• _INSTRUCTION_
Where a line contains the word "δίδυμο", copy that line.

• _PROVIDED DATA_

※

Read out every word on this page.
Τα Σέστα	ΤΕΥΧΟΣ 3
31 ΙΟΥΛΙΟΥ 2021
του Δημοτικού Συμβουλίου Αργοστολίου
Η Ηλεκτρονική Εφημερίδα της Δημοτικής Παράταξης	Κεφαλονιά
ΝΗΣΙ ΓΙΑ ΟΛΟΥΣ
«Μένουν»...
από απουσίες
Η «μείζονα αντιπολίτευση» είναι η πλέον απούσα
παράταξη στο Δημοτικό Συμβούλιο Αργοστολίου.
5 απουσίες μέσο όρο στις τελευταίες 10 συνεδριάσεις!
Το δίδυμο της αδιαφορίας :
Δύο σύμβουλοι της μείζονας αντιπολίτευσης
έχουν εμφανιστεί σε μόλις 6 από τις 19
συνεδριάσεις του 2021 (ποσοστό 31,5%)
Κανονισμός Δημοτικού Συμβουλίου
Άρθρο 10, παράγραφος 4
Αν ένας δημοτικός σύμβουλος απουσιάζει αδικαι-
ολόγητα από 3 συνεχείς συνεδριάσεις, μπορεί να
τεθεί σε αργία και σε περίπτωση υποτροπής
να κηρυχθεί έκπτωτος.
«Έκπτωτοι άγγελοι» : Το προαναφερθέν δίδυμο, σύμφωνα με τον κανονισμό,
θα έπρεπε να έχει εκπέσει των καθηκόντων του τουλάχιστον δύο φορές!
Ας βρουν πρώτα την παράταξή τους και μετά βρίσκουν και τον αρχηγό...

※

• _WRITTEN SOLUTION_
Το δίδυμο της αδιαφορίας :
«Έκπτωτοι άγγελοι» : Το προαναφερθέν δίδυμο, σύμφωνα με τον κανονισμό,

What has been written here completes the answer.